DATA LISTING.
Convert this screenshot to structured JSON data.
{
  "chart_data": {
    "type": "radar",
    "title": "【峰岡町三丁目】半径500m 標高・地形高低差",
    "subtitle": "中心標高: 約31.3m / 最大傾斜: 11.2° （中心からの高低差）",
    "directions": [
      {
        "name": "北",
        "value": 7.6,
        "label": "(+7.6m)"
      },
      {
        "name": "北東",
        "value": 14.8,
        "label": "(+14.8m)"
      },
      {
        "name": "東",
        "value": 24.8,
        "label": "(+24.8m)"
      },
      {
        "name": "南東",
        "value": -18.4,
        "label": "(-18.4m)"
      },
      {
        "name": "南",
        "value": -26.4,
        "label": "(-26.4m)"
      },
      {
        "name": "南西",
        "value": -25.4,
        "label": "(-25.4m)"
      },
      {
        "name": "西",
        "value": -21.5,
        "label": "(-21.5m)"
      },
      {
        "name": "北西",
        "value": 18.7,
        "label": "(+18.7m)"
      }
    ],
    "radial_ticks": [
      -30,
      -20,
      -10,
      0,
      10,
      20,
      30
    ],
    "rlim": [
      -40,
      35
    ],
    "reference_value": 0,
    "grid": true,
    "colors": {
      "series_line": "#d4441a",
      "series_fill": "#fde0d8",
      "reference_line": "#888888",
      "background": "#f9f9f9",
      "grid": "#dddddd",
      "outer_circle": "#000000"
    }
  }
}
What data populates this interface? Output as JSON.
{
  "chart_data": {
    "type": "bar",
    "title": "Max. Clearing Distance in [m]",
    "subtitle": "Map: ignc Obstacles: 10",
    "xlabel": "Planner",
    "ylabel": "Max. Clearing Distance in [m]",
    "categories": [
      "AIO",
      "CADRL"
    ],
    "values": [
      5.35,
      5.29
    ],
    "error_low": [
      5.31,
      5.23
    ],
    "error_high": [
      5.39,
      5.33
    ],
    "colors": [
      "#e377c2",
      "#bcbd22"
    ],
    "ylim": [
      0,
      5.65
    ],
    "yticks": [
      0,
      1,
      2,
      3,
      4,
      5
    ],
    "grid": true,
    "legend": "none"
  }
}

STATED EXERCISE.
Each line that holds the word "Clearing" is to be copied.

SOLUTION TO THIS PROBLEM.
    "title": "Max. Clearing Distance in [m]",
    "ylabel": "Max. Clearing Distance in [m]",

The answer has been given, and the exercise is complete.